***** EXERCISE INPUTS *****

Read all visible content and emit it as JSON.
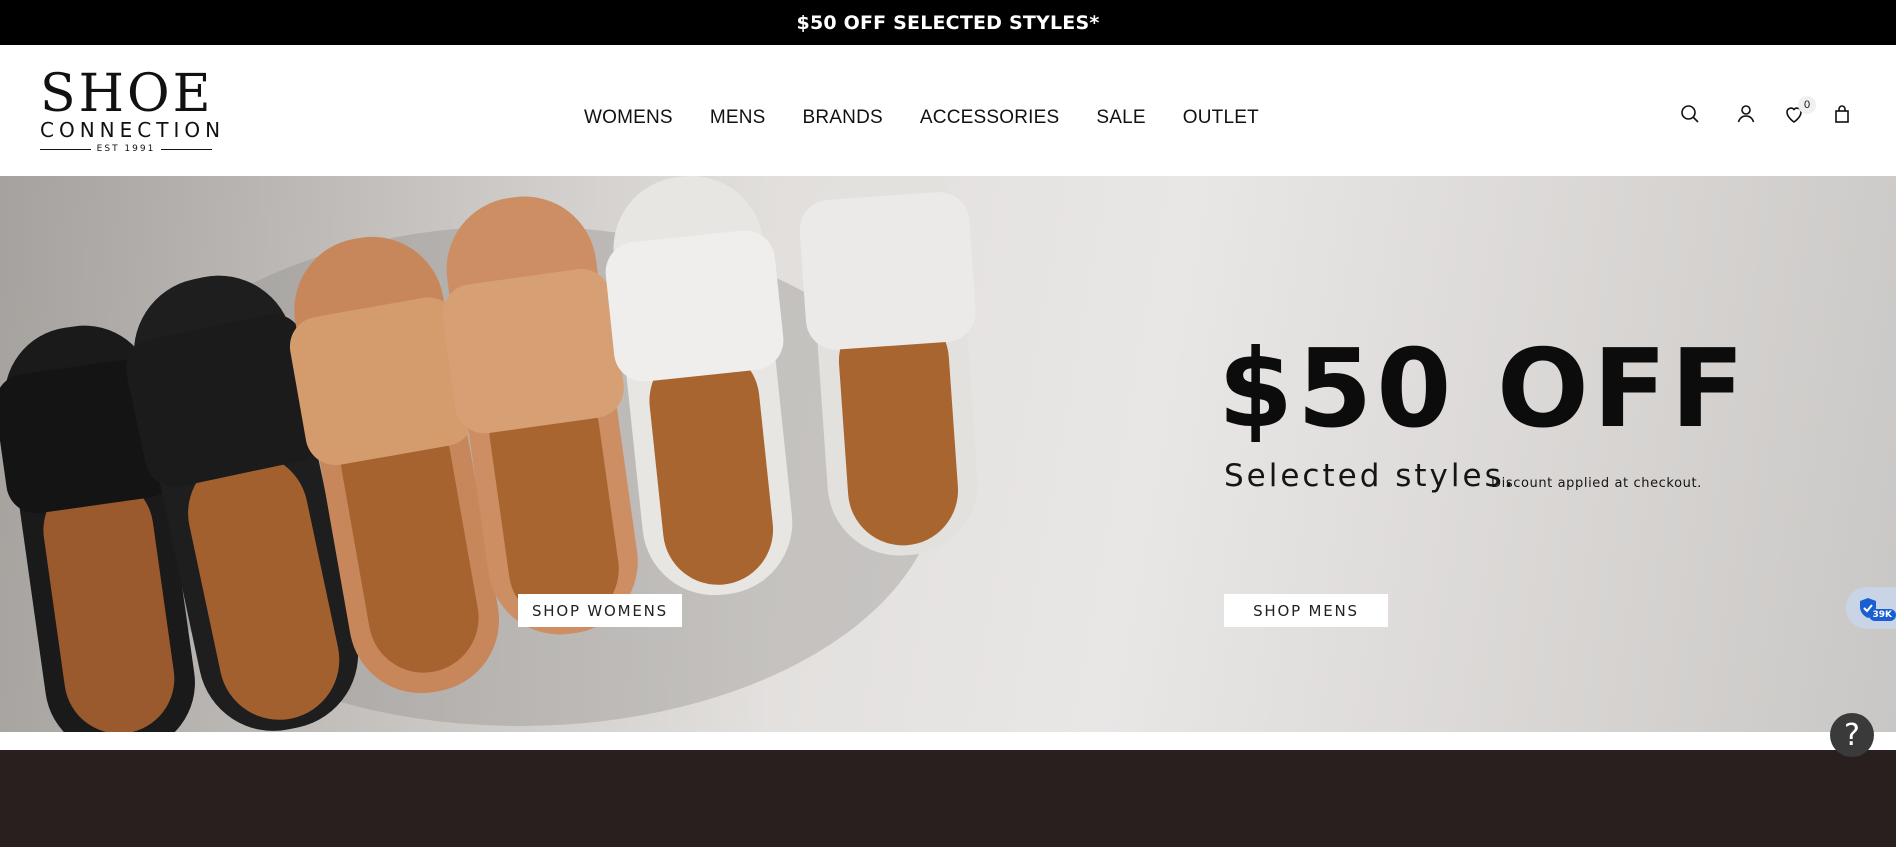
{
  "announcement": {
    "text": "$50 OFF SELECTED STYLES*"
  },
  "logo": {
    "line1": "SHOE",
    "line2": "CONNECTION",
    "line3": "EST 1991"
  },
  "nav": {
    "items": [
      {
        "label": "WOMENS"
      },
      {
        "label": "MENS"
      },
      {
        "label": "BRANDS"
      },
      {
        "label": "ACCESSORIES"
      },
      {
        "label": "SALE"
      },
      {
        "label": "OUTLET"
      }
    ]
  },
  "header_icons": {
    "search": "search-icon",
    "account": "user-icon",
    "wishlist": "heart-icon",
    "wishlist_count": "0",
    "cart": "bag-icon"
  },
  "hero": {
    "title": "$50 OFF",
    "subtitle": "Selected styles.",
    "note": "Discount applied at checkout.",
    "shop_women": "SHOP WOMENS",
    "shop_men": "SHOP MENS"
  },
  "widgets": {
    "shield_badge": "39K",
    "help_label": "?"
  },
  "colors": {
    "announcement_bg": "#000000",
    "footer_band": "#2a1f1f",
    "accent": "#1a5fd1"
  }
}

*****

• _YOUR GOAL_: Only a number is wanted: how many lines above include "WOMENS"?

• _CORRECT OUTPUT_: 2